◆ TEXT PASSAGE
▬▬▬▬▬▬

It’s especially effective for large databases that need a thorough cleanup.

3. WinPure Clean & Match

As the name implies, this tool works to ensure your data matches up and is duplicate-free.

WinPure Clean & Match helps improve the quality of your database by ensuring that records are not only clean but also correctly aligned and relevant.

4. Melissa Clean Suite

Melissa Clean Suite offers a wide range of tools to verify, correct and standardize addresses and other personal data.

It’s particularly useful for businesses that need to maintain high-quality customer data, ensuring your messages reach the right people.

5. TIBCO Clarity

TIBCO Clarity is designed to tackle complex data hygiene tasks, offering features like data profiling, cleansing and standardization. It’s especially helpful for businesses looking to dive deep into their data and clean it from the ground up, ensuring it’s in the best shape for analysis and insights.

If your CRM has been running for a while and everyone’s had a chance to add some more data to it, TIBCO can provide clarity.

Data Hygiene Best Practices and Principles

1. Audit and Review Your Data Regularly

Regularly auditing your data helps identify and correct errors before they become big problems. This process includes looking for outdated information, inaccuracies or duplicates that might have crept in.

2. Implement Data Validation

Data validation ensures only the right information gets into your system. By setting rules and using the right tools for data entry, you can prevent incorrect data from being added in the first place. This might include format checks in your CRM, completeness checks or even cross-referencing with existing data.

3. Eliminate Data Silos

Data silos happen when information is kept separate and not shared within an organization. Think about if each department in your company used a different language – it would be really difficult to work and collaborate.

Breaking down these silos and ensuring data flows freely across all departments enhances your collaboration and decision-making.

4. Implement Data Governance

Setting up data governance is like creating traffic rules for your data. It involves defining who can access what data, how data is used and ensuring compliance with laws and regulations.

Your data will flow to the right people and systems, but there will be safeguards in place to prevent any incidents, manage risks and protect sensitive information.

5. Train and Educate Your Team

Finally, your team needs to understand the importance of good data hygiene and how to achieve it. Regular training sessions can keep everyone up-to-date on best practices and tools.

By following these best practices and fostering a culture of good data hygiene, you're setting up a system that keeps it clean, making sure your organization's decisions are based on solid, reliable information.

Frequently Asked Questions

Q: Does data hygiene help with customer success? How?

A: Yes, data hygiene ensures customer information is current and correct, so you can provide personalized assistance and use sales tactics tailored to the way your existing customers are interacting with your business.

Q: Are data hygiene and data management the same?

A: No, they're related but different. Data hygiene focuses on cleaning and maintaining data quality, while data management encompasses a broader scope, including the collection, storage and usage of data.

Q: What does good data hygiene look like?

A: Good data hygiene means having a database that's regularly cleaned and updated, free from duplicates and errors and structured in a way that's accessible and useful for your organization's needs.

The easiest way to spot it is through your communication success rates: do your emails bounce? Do your campaigns reach the right people? Do your sales calls end in deals won?

Your team has worked hard to fill the funnel. Don’t let high-quality prospects leak through just because of poor data hygiene.

Unlock Success with Data Hygiene

Data hygiene paves the way for making reliable decisions and building high-performance sales processes. Unfortunately, data tends to accumulate and, over time, this leads to dirty data your team can’t just clean on the go.

When you turn data hygiene into one of your goals, you're setting up your team and your business for success.

▬▬▬▬▬▬

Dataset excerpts

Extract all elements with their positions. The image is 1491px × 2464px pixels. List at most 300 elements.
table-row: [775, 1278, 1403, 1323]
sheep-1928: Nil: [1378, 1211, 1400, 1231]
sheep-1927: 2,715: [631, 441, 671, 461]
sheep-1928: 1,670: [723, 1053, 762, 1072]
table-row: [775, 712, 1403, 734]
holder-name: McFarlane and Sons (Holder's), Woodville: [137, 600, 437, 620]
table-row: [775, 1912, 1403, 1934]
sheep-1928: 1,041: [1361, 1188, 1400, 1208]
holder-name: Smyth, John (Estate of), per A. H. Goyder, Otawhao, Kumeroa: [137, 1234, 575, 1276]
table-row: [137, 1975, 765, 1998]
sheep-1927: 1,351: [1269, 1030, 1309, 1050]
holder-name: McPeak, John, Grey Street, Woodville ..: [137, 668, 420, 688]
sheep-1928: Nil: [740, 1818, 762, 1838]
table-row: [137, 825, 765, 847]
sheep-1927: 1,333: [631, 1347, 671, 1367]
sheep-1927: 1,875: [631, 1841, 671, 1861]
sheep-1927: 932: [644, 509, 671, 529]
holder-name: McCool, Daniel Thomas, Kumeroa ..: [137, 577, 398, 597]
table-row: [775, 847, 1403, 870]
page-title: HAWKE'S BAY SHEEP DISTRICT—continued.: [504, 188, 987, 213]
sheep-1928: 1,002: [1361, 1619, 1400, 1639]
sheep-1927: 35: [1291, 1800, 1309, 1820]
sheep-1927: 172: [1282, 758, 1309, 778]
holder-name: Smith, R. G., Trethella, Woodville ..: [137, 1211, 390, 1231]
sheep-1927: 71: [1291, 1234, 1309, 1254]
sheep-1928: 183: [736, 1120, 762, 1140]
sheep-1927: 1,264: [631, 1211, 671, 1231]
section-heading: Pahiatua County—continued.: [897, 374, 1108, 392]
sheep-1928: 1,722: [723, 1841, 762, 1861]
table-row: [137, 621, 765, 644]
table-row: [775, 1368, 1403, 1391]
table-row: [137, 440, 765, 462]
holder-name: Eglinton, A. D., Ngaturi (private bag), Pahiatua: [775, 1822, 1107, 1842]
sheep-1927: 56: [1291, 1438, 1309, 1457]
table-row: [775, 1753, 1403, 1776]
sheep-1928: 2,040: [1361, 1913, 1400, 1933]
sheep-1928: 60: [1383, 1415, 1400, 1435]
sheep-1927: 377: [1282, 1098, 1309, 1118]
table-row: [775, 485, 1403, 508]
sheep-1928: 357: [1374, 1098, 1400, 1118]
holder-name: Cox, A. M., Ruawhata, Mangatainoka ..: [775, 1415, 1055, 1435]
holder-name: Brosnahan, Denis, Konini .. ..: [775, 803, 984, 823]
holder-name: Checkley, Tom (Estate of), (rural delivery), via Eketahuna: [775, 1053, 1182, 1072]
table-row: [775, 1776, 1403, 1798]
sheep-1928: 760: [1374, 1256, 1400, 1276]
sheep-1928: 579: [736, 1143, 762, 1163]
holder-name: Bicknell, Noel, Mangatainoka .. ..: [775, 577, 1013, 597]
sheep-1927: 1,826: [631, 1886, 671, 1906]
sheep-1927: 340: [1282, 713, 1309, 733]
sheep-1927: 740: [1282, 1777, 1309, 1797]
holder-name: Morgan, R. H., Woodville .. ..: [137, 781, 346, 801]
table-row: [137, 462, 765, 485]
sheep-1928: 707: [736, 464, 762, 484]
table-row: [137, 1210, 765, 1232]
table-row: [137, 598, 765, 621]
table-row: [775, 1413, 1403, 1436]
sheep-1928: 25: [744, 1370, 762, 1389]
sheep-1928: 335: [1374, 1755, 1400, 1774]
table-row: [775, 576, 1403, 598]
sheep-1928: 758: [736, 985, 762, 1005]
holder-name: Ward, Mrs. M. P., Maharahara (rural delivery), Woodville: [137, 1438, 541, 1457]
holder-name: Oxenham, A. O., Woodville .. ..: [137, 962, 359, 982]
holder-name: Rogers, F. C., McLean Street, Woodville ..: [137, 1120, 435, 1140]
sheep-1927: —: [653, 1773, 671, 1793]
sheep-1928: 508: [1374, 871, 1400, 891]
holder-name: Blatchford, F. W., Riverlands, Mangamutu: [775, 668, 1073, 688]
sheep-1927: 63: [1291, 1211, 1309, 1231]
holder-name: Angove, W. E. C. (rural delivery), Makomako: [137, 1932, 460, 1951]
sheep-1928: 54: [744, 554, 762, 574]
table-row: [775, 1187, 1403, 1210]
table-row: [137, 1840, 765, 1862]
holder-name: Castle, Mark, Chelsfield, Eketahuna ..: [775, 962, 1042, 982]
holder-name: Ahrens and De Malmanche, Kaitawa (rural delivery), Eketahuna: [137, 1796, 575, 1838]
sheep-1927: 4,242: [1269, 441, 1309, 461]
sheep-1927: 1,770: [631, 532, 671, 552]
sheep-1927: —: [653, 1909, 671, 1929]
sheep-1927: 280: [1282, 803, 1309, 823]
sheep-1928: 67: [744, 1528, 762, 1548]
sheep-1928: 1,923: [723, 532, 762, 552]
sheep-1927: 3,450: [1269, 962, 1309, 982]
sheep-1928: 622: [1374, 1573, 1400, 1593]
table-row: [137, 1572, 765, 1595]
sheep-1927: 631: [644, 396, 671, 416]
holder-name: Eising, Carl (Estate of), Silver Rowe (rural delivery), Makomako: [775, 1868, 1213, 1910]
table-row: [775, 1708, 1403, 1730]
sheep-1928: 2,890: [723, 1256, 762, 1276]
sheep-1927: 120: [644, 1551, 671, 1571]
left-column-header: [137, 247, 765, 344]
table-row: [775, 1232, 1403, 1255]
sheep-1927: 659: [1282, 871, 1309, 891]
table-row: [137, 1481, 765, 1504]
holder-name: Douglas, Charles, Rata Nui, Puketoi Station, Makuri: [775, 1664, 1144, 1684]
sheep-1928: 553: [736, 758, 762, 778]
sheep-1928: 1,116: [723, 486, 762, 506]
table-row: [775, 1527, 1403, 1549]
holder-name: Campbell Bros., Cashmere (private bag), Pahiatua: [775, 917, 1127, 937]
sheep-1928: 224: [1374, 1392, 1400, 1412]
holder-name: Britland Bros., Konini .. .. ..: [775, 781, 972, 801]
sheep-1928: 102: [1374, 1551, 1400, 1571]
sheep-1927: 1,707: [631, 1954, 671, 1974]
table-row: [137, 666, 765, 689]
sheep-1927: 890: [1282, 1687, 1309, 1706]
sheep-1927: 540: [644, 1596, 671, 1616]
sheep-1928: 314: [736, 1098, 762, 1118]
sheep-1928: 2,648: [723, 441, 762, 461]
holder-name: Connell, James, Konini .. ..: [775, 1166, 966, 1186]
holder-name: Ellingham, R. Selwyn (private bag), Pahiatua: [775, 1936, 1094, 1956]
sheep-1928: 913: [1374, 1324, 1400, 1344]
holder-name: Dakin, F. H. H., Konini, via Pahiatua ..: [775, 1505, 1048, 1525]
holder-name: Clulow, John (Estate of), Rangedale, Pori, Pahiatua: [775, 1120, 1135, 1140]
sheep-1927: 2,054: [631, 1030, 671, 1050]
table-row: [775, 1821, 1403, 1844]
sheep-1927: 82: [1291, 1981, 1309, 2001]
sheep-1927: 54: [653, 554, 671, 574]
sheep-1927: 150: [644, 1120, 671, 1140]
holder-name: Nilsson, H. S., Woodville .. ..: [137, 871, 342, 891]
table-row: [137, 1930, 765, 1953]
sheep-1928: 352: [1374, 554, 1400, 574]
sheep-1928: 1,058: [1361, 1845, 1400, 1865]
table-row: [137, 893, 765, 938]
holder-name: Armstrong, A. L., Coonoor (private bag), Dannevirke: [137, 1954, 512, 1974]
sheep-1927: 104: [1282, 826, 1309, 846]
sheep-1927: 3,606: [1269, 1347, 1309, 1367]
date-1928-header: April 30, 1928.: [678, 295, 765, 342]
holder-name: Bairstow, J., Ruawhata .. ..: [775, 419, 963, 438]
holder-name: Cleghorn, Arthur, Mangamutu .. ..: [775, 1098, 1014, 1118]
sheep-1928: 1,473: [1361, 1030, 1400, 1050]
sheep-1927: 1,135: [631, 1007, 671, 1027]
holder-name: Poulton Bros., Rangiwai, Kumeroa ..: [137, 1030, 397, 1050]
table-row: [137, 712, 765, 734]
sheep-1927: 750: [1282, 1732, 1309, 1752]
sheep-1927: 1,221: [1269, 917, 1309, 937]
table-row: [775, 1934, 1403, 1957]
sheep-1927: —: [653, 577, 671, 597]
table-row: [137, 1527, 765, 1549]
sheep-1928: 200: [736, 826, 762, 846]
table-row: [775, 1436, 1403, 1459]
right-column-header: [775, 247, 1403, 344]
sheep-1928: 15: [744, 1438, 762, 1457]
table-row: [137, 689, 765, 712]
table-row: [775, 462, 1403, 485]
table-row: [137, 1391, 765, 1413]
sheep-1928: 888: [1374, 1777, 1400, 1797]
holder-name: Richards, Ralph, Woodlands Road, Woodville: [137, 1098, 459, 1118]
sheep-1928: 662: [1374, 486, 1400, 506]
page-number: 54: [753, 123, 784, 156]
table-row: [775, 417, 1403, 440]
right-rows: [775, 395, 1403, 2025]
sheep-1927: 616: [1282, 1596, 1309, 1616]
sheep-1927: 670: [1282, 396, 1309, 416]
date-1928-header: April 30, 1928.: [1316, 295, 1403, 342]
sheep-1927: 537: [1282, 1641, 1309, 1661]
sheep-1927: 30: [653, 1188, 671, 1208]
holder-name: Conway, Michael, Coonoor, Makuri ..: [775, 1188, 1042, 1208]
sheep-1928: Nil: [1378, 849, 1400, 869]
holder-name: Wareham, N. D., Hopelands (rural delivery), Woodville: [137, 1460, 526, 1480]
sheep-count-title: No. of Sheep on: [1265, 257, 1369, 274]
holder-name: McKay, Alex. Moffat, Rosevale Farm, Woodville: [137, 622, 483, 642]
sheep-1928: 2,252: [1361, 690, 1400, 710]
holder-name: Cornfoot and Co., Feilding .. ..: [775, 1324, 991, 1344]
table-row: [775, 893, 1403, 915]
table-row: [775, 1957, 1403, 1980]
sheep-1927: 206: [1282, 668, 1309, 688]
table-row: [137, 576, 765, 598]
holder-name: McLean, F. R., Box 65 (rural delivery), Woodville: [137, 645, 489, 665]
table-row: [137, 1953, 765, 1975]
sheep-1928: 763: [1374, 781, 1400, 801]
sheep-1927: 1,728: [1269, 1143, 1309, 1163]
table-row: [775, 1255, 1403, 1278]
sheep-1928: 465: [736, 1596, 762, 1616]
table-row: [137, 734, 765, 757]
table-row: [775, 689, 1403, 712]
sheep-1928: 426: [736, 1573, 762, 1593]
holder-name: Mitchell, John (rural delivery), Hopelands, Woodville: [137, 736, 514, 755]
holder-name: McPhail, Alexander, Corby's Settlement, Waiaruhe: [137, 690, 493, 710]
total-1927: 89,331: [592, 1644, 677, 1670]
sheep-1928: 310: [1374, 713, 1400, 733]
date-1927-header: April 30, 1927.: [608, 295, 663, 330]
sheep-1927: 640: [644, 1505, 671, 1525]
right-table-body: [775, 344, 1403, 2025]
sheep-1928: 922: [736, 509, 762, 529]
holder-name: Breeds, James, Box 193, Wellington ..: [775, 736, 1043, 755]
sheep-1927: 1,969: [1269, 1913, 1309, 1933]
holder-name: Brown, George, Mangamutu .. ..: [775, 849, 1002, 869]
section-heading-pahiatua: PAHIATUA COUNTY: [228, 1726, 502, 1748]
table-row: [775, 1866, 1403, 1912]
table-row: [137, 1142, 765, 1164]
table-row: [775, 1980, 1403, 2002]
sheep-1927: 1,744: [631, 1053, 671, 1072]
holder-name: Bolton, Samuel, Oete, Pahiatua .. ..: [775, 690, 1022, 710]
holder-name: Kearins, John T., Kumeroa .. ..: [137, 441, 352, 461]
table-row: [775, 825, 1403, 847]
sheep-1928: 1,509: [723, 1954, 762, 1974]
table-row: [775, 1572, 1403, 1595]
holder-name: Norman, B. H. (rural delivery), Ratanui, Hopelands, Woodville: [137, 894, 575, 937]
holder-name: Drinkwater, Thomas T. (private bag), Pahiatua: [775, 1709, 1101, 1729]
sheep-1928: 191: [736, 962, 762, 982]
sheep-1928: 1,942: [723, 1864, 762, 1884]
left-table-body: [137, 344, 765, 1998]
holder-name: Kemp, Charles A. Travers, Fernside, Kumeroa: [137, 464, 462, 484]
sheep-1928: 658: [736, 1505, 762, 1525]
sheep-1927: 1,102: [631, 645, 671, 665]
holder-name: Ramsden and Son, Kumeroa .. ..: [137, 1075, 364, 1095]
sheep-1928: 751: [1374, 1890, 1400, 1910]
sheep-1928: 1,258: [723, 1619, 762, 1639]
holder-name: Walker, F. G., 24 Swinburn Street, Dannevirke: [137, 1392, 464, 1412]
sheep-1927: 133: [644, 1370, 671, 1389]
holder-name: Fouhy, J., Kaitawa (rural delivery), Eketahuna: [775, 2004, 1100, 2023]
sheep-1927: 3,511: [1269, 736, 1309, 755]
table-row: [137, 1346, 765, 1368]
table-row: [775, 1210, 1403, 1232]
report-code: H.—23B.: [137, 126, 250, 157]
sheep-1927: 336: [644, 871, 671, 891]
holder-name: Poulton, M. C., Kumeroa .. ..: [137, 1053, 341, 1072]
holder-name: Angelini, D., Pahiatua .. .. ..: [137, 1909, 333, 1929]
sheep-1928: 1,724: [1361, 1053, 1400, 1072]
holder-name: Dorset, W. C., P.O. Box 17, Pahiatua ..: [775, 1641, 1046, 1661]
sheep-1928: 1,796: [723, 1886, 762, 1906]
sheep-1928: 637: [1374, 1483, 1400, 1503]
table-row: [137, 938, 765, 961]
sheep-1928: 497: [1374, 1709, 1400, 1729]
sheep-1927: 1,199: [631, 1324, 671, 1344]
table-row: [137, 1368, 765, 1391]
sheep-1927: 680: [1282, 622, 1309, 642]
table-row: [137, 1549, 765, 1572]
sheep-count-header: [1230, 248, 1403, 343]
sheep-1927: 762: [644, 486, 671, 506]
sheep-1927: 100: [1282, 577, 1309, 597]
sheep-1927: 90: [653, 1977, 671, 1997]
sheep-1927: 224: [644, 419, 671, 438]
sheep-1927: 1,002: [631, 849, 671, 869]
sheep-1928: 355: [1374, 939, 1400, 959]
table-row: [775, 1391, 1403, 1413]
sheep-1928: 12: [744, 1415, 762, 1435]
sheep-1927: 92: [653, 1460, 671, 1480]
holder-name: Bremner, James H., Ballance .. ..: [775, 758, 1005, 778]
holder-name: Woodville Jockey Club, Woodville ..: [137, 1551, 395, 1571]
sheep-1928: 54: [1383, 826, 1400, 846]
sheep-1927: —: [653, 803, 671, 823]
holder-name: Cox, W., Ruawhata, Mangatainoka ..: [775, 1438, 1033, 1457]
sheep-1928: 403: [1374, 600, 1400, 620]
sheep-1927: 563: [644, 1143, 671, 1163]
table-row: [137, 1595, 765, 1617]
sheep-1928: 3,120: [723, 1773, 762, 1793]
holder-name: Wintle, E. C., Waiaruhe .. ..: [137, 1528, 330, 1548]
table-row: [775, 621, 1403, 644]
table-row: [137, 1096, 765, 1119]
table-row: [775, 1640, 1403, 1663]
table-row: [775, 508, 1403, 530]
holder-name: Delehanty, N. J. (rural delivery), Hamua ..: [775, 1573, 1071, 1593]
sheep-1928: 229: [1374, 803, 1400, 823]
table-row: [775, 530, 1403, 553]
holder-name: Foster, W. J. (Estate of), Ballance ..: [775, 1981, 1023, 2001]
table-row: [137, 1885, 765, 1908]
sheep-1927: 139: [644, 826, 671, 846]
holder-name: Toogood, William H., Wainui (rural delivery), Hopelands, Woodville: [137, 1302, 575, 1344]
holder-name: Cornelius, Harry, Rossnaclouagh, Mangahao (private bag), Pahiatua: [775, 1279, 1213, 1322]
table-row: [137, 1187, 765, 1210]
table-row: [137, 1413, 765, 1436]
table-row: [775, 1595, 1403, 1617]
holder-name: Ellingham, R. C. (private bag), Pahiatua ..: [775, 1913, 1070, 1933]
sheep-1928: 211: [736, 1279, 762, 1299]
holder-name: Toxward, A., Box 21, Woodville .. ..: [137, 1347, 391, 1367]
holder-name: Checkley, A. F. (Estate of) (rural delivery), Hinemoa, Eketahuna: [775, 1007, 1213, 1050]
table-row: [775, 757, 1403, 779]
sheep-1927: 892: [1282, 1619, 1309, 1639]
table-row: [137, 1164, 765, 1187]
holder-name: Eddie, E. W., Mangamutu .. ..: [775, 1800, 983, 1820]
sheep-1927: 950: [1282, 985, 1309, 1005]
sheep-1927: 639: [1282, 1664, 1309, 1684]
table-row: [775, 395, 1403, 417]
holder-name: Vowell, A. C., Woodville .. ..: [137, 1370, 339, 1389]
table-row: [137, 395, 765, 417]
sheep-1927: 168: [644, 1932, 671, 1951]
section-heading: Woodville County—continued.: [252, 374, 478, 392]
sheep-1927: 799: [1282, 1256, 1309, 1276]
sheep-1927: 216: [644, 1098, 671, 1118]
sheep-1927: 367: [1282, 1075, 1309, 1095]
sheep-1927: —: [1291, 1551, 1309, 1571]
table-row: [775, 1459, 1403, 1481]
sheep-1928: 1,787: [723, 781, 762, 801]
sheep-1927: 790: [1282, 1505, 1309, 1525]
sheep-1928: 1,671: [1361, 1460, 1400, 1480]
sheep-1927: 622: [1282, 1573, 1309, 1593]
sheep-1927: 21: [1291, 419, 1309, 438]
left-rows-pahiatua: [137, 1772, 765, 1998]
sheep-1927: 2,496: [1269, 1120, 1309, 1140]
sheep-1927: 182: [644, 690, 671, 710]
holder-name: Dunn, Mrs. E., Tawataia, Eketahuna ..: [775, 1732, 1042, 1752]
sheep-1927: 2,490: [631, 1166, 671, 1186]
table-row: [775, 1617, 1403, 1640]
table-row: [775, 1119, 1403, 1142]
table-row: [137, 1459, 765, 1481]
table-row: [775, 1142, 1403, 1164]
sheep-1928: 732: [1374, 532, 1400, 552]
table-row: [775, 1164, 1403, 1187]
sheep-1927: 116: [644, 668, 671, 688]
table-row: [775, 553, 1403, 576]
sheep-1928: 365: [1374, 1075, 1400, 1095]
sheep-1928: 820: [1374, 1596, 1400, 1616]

▬▬▬▬▬▬

◆ GOAL OF THE EXERCISE
From the data hygiene text, copy word for word the part that opens with the words containing "It’s particularly useful" and closes with "have crept in.".

◆ RESULT OF THE EXERCISE
It’s particularly useful for businesses that need to maintain high-quality customer data, ensuring your messages reach the right people.

5. TIBCO Clarity

TIBCO Clarity is designed to tackle complex data hygiene tasks, offering features like data profiling, cleansing and standardization. It’s especially helpful for businesses looking to dive deep into their data and clean it from the ground up, ensuring it’s in the best shape for analysis and insights.

If your CRM has been running for a while and everyone’s had a chance to add some more data to it, TIBCO can provide clarity.

Data Hygiene Best Practices and Principles

1. Audit and Review Your Data Regularly

Regularly auditing your data helps identify and correct errors before they become big problems. This process includes looking for outdated information, inaccuracies or duplicates that might have crept in.